### [What you have to do]
In the material below, find all lines with the string "Média" and copy them.

### [Task data]

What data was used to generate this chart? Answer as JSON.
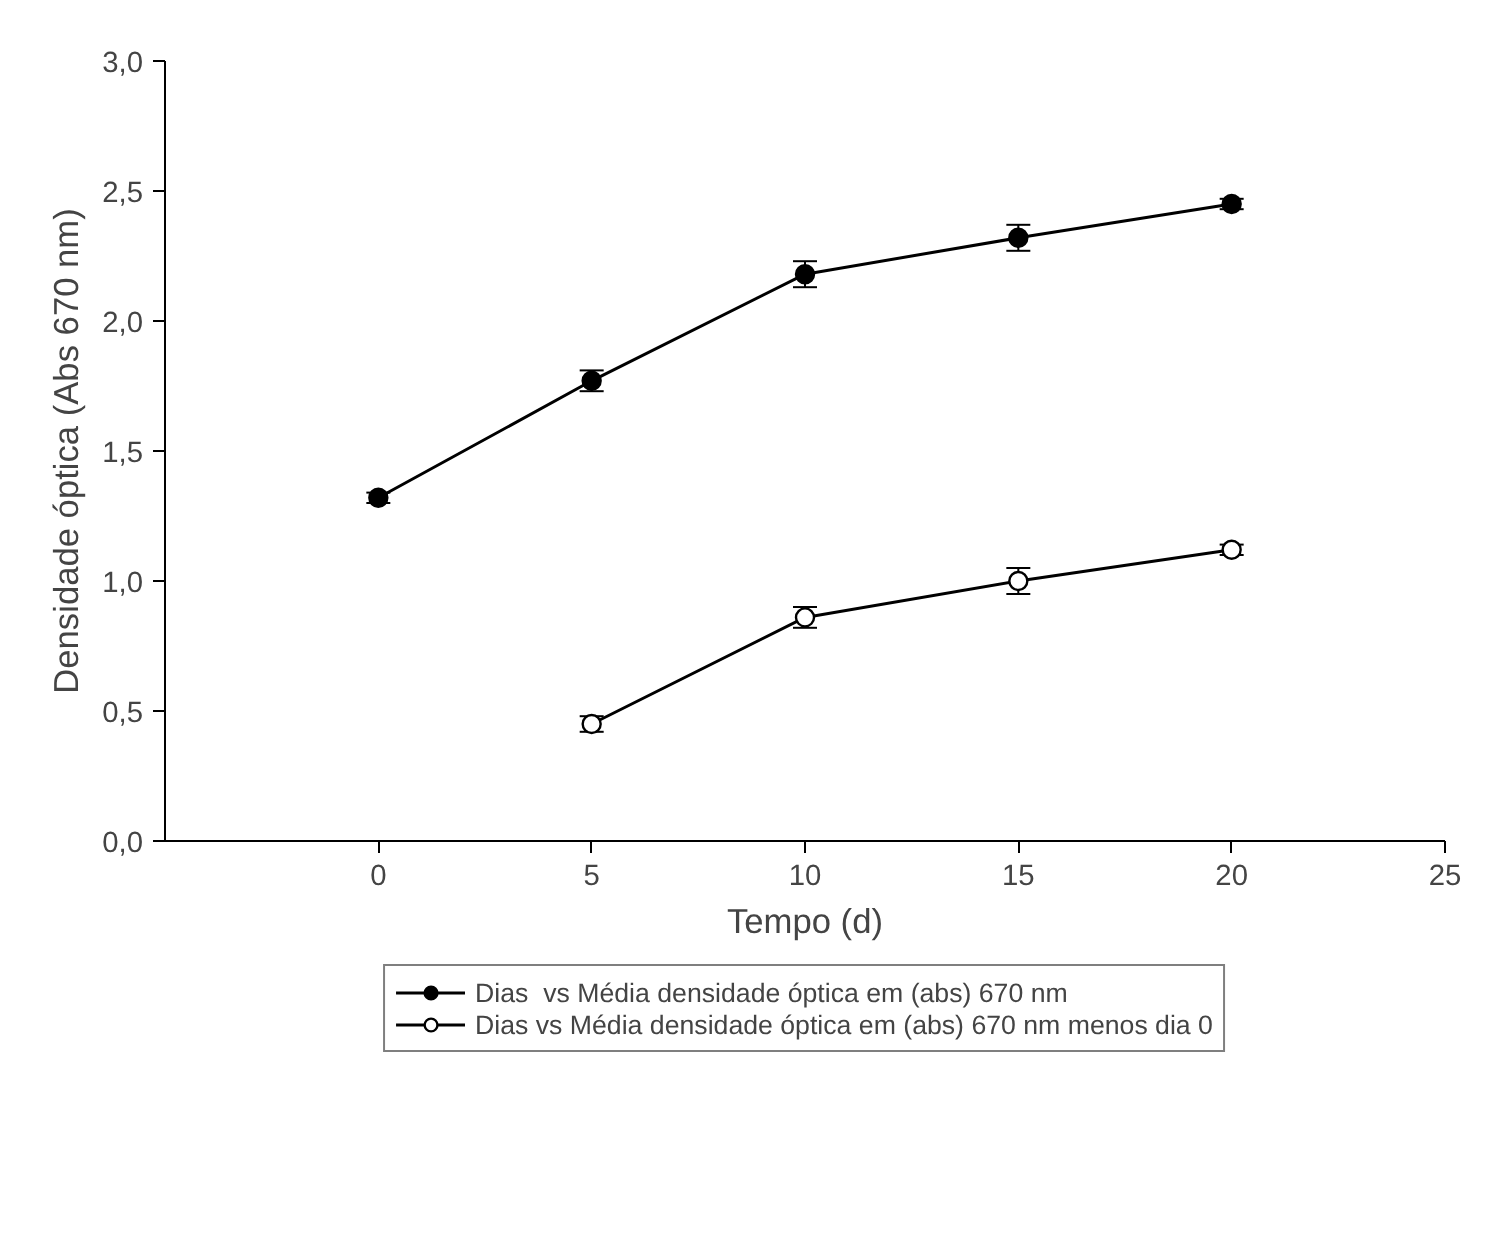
{
  "chart_data": {
    "type": "line",
    "xlabel": "Tempo (d)",
    "ylabel": "Densidade óptica (Abs 670 nm)",
    "xlim": [
      -5,
      25
    ],
    "ylim": [
      0,
      3
    ],
    "xticks": [
      0,
      5,
      10,
      15,
      20,
      25
    ],
    "yticks": [
      {
        "value": 0,
        "label": "0,0"
      },
      {
        "value": 0.5,
        "label": "0,5"
      },
      {
        "value": 1,
        "label": "1,0"
      },
      {
        "value": 1.5,
        "label": "1,5"
      },
      {
        "value": 2,
        "label": "2,0"
      },
      {
        "value": 2.5,
        "label": "2,5"
      },
      {
        "value": 3,
        "label": "3,0"
      }
    ],
    "grid": false,
    "legend": "bottom",
    "line_style": "solid",
    "series": [
      {
        "name": "Dias  vs Média densidade óptica em (abs) 670 nm",
        "color": "#000000",
        "marker": "circle",
        "x": [
          0,
          5,
          10,
          15,
          20
        ],
        "values": [
          1.32,
          1.77,
          2.18,
          2.32,
          2.45
        ],
        "errors": [
          0.02,
          0.04,
          0.05,
          0.05,
          0.02
        ]
      },
      {
        "name": "Dias vs Média densidade óptica em (abs) 670 nm menos dia 0",
        "color": "#000000",
        "marker": "circle",
        "x": [
          5,
          10,
          15,
          20
        ],
        "values": [
          0.45,
          0.86,
          1.0,
          1.12
        ],
        "errors": [
          0.03,
          0.04,
          0.05,
          0.02
        ]
      }
    ]
  }
}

### [Complete response]
        "name": "Dias  vs Média densidade óptica em (abs) 670 nm",
        "name": "Dias vs Média densidade óptica em (abs) 670 nm menos dia 0",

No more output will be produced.